(Figure record extracts)
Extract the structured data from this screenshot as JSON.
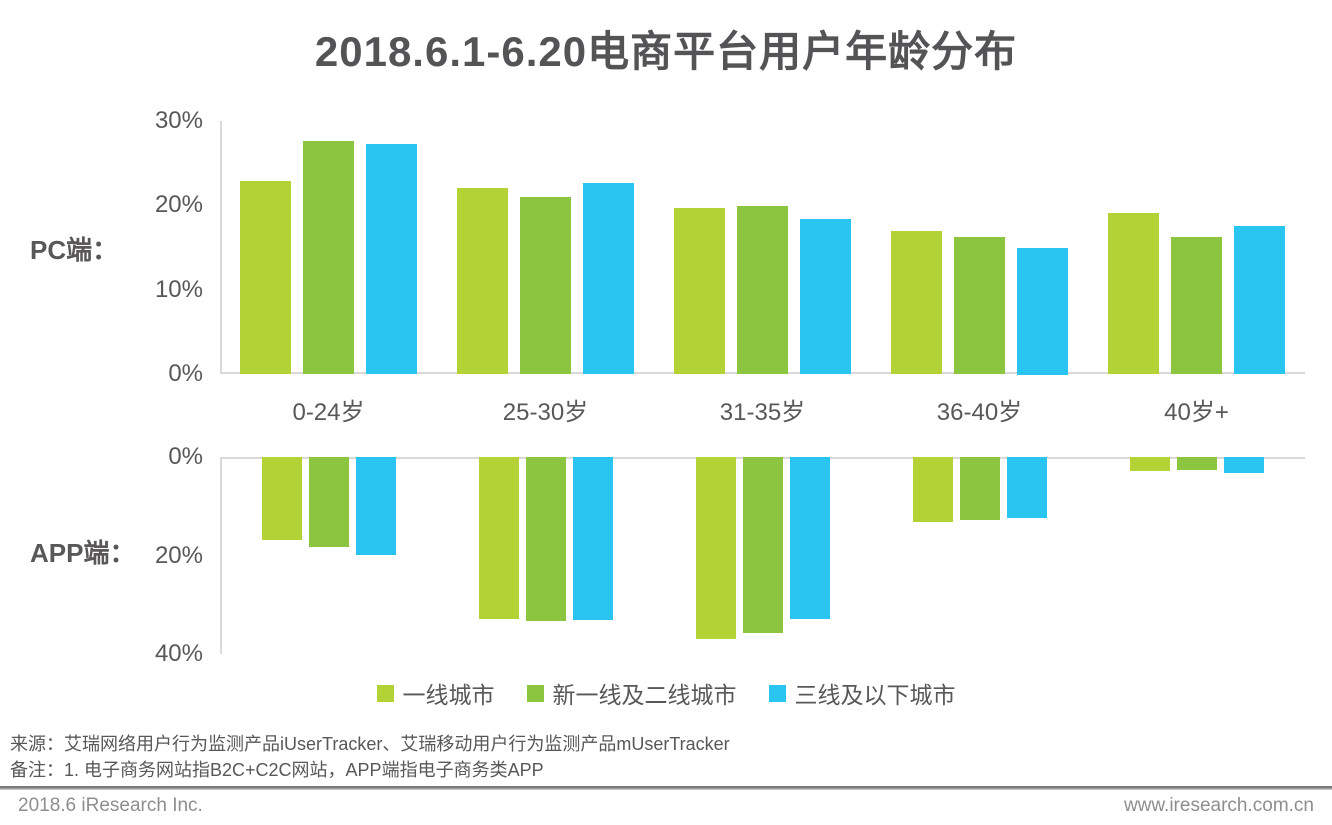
{
  "title": "2018.6.1-6.20电商平台用户年龄分布",
  "chart_data": {
    "type": "bar",
    "title": "2018.6.1-6.20电商平台用户年龄分布",
    "categories": [
      "0-24岁",
      "25-30岁",
      "31-35岁",
      "36-40岁",
      "40岁+"
    ],
    "legend_position": "bottom",
    "grid": false,
    "unit": "%",
    "legend": [
      {
        "label": "一线城市",
        "color": "#b2d235"
      },
      {
        "label": "新一线及二线城市",
        "color": "#8cc540"
      },
      {
        "label": "三线及以下城市",
        "color": "#29c5f0"
      }
    ],
    "charts": [
      {
        "id": "pc",
        "side_label": "PC端：",
        "direction": "up",
        "ylabel_ticks": [
          "30%",
          "20%",
          "10%",
          "0%"
        ],
        "ylim": [
          0,
          30
        ],
        "series": [
          {
            "name": "一线城市",
            "color": "#b2d235",
            "values": [
              22.9,
              22.0,
              19.7,
              17.0,
              19.1
            ]
          },
          {
            "name": "新一线及二线城市",
            "color": "#8cc540",
            "values": [
              27.6,
              21.0,
              19.9,
              16.2,
              16.2
            ]
          },
          {
            "name": "三线及以下城市",
            "color": "#29c5f0",
            "values": [
              27.3,
              22.6,
              18.4,
              15.0,
              17.5
            ]
          }
        ]
      },
      {
        "id": "app",
        "side_label": "APP端：",
        "direction": "down",
        "ylabel_ticks": [
          "0%",
          "20%",
          "40%"
        ],
        "ylim": [
          0,
          40
        ],
        "series": [
          {
            "name": "一线城市",
            "color": "#b2d235",
            "values": [
              16.9,
              32.8,
              37.0,
              13.2,
              2.8
            ]
          },
          {
            "name": "新一线及二线城市",
            "color": "#8cc540",
            "values": [
              18.2,
              33.2,
              35.8,
              12.8,
              2.6
            ]
          },
          {
            "name": "三线及以下城市",
            "color": "#29c5f0",
            "values": [
              19.9,
              33.1,
              32.9,
              12.4,
              3.2
            ]
          }
        ]
      }
    ]
  },
  "footer": {
    "source": "来源：艾瑞网络用户行为监测产品iUserTracker、艾瑞移动用户行为监测产品mUserTracker",
    "note": "备注：1. 电子商务网站指B2C+C2C网站，APP端指电子商务类APP",
    "left": "2018.6 iResearch Inc.",
    "right": "www.iresearch.com.cn"
  }
}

Exercise description =
Repeat all the data as it stands, dropping any images it holds.

Solution to this task =
Extract the structured data from this screenshot as JSON.
{
  "title": "2018.6.1-6.20电商平台用户年龄分布",
  "chart_data": {
    "type": "bar",
    "title": "2018.6.1-6.20电商平台用户年龄分布",
    "categories": [
      "0-24岁",
      "25-30岁",
      "31-35岁",
      "36-40岁",
      "40岁+"
    ],
    "legend_position": "bottom",
    "grid": false,
    "unit": "%",
    "legend": [
      {
        "label": "一线城市",
        "color": "#b2d235"
      },
      {
        "label": "新一线及二线城市",
        "color": "#8cc540"
      },
      {
        "label": "三线及以下城市",
        "color": "#29c5f0"
      }
    ],
    "charts": [
      {
        "id": "pc",
        "side_label": "PC端：",
        "direction": "up",
        "ylabel_ticks": [
          "30%",
          "20%",
          "10%",
          "0%"
        ],
        "ylim": [
          0,
          30
        ],
        "series": [
          {
            "name": "一线城市",
            "color": "#b2d235",
            "values": [
              22.9,
              22.0,
              19.7,
              17.0,
              19.1
            ]
          },
          {
            "name": "新一线及二线城市",
            "color": "#8cc540",
            "values": [
              27.6,
              21.0,
              19.9,
              16.2,
              16.2
            ]
          },
          {
            "name": "三线及以下城市",
            "color": "#29c5f0",
            "values": [
              27.3,
              22.6,
              18.4,
              15.0,
              17.5
            ]
          }
        ]
      },
      {
        "id": "app",
        "side_label": "APP端：",
        "direction": "down",
        "ylabel_ticks": [
          "0%",
          "20%",
          "40%"
        ],
        "ylim": [
          0,
          40
        ],
        "series": [
          {
            "name": "一线城市",
            "color": "#b2d235",
            "values": [
              16.9,
              32.8,
              37.0,
              13.2,
              2.8
            ]
          },
          {
            "name": "新一线及二线城市",
            "color": "#8cc540",
            "values": [
              18.2,
              33.2,
              35.8,
              12.8,
              2.6
            ]
          },
          {
            "name": "三线及以下城市",
            "color": "#29c5f0",
            "values": [
              19.9,
              33.1,
              32.9,
              12.4,
              3.2
            ]
          }
        ]
      }
    ]
  },
  "footer": {
    "source": "来源：艾瑞网络用户行为监测产品iUserTracker、艾瑞移动用户行为监测产品mUserTracker",
    "note": "备注：1. 电子商务网站指B2C+C2C网站，APP端指电子商务类APP",
    "left": "2018.6 iResearch Inc.",
    "right": "www.iresearch.com.cn"
  }
}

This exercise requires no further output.